--- BEGIN DATA SUPPLIED ---

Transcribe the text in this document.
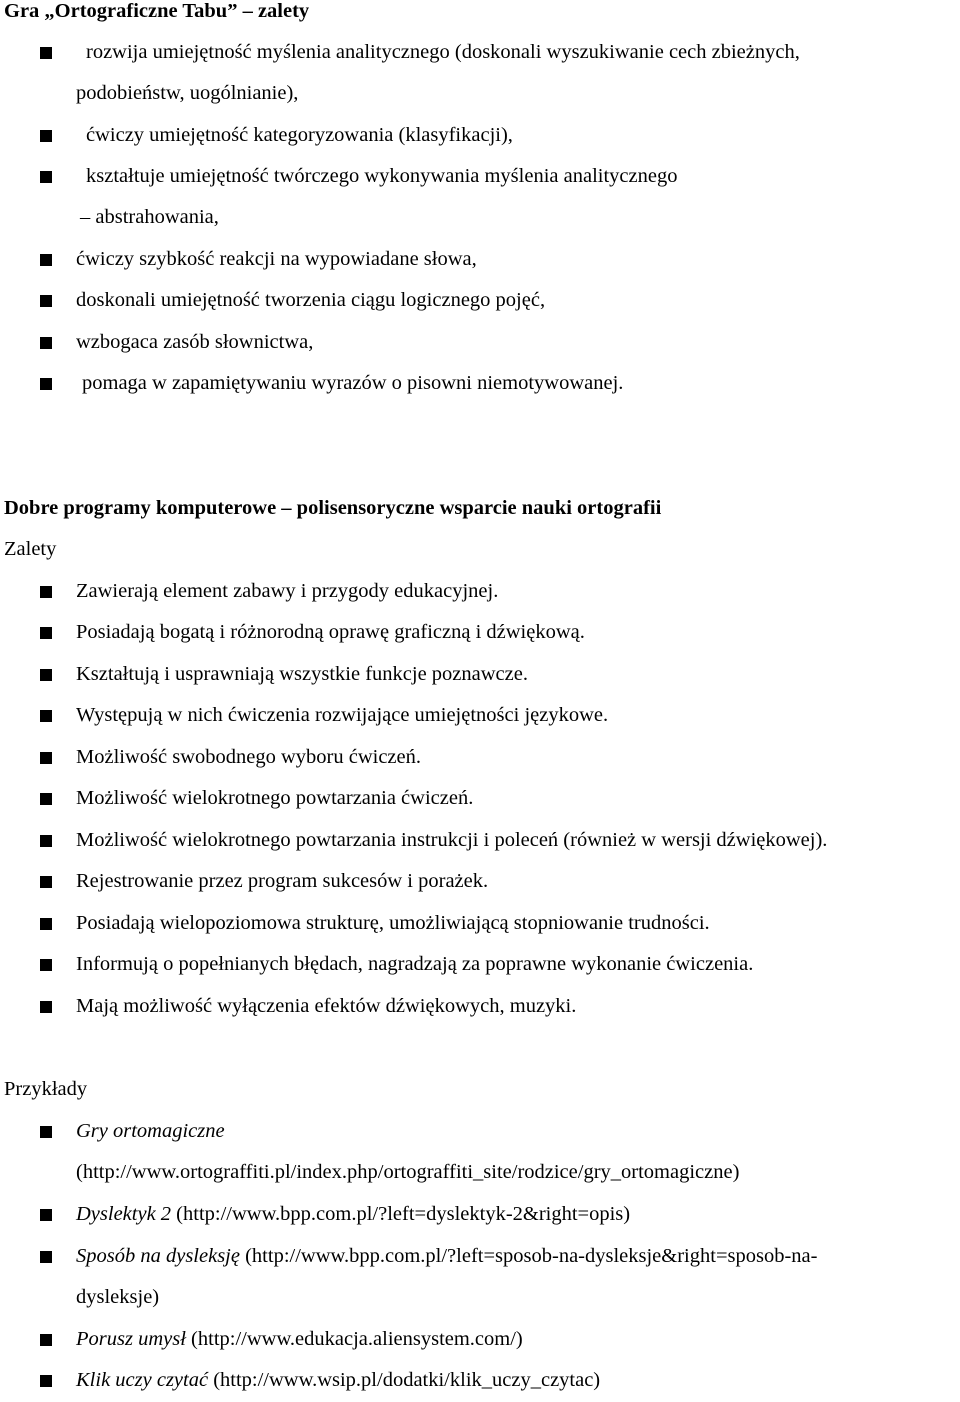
Gra „Ortograficzne Tabu” – zalety
rozwija umiejętność myślenia analitycznego (doskonali wyszukiwanie cech zbieżnych,
podobieństw, uogólnianie),
ćwiczy umiejętność kategoryzowania (klasyfikacji),
kształtuje umiejętność twórczego wykonywania myślenia analitycznego
– abstrahowania,
ćwiczy szybkość reakcji na wypowiadane słowa,
doskonali umiejętność tworzenia ciągu logicznego pojęć,
wzbogaca zasób słownictwa,
pomaga w zapamiętywaniu wyrazów o pisowni niemotywowanej.
Dobre programy komputerowe – polisensoryczne wsparcie nauki ortografii
Zalety
Zawierają element zabawy i przygody edukacyjnej.
Posiadają bogatą i różnorodną oprawę graficzną i dźwiękową.
Kształtują i usprawniają wszystkie funkcje poznawcze.
Występują w nich ćwiczenia rozwijające umiejętności językowe.
Możliwość swobodnego wyboru ćwiczeń.
Możliwość wielokrotnego powtarzania ćwiczeń.
Możliwość wielokrotnego powtarzania instrukcji i poleceń (również w wersji dźwiękowej).
Rejestrowanie przez program sukcesów i porażek.
Posiadają wielopoziomowa strukturę, umożliwiającą stopniowanie trudności.
Informują o popełnianych błędach, nagradzają za poprawne wykonanie ćwiczenia.
Mają możliwość wyłączenia efektów dźwiękowych, muzyki.
Przykłady
Gry ortomagiczne
(http://www.ortograffiti.pl/index.php/ortograffiti_site/rodzice/gry_ortomagiczne)
Dyslektyk 2 (http://www.bpp.com.pl/?left=dyslektyk-2&right=opis)
Sposób na dysleksję (http://www.bpp.com.pl/?left=sposob-na-dysleksje&right=sposob-na-
dysleksje)
Porusz umysł (http://www.edukacja.aliensystem.com/)
Klik uczy czytać (http://www.wsip.pl/dodatki/klik_uczy_czytac)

--- END DATA SUPPLIED ---

▶ **TO BE DONE**
Pick out all the lines with the word "doskonali" in them and copy them.

▶ **WORKED ANSWER**
rozwija umiejętność myślenia analitycznego (doskonali wyszukiwanie cech zbieżnych,
doskonali umiejętność tworzenia ciągu logicznego pojęć,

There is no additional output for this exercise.